▶ **GIVEN REQUEST**
Copy, in full, each line of the material that holds the word "Florida".

* begin RECORDS SHOWN *

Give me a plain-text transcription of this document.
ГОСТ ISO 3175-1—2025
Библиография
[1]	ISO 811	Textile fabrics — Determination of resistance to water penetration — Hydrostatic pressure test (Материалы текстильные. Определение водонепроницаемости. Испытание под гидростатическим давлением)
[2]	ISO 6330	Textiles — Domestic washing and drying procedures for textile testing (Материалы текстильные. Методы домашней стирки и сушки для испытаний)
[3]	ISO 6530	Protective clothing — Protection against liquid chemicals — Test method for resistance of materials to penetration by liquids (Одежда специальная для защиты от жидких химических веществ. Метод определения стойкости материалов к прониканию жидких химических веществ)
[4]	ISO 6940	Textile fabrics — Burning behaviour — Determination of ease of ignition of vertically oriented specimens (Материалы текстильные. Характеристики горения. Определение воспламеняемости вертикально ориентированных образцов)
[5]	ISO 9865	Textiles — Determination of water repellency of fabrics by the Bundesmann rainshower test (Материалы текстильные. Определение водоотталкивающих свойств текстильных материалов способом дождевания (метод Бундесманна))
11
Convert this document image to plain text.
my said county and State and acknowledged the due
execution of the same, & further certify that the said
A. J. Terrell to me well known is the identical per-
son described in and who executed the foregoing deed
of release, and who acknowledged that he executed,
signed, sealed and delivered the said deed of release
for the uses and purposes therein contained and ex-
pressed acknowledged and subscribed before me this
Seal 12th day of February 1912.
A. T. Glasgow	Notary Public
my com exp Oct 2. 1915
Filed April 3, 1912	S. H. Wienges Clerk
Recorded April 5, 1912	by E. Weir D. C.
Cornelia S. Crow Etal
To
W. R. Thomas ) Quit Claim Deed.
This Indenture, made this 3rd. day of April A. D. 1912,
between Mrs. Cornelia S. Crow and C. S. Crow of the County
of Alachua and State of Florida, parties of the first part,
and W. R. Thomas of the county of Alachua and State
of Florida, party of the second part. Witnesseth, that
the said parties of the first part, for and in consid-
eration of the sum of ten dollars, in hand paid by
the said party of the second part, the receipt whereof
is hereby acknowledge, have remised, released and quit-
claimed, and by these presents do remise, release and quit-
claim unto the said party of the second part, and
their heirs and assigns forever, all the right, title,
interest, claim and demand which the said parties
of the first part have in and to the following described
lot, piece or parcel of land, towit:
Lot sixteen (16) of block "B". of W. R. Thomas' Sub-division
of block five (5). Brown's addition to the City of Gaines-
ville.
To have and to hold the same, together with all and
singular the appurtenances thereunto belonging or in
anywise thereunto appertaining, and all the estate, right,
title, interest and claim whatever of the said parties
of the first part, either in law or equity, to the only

* end RECORDS SHOWN *

▶ **THE COMPLETED TASK**
of Alachua and State of Florida, parties of the first part,
of Florida, party of the second part. Witnesseth, that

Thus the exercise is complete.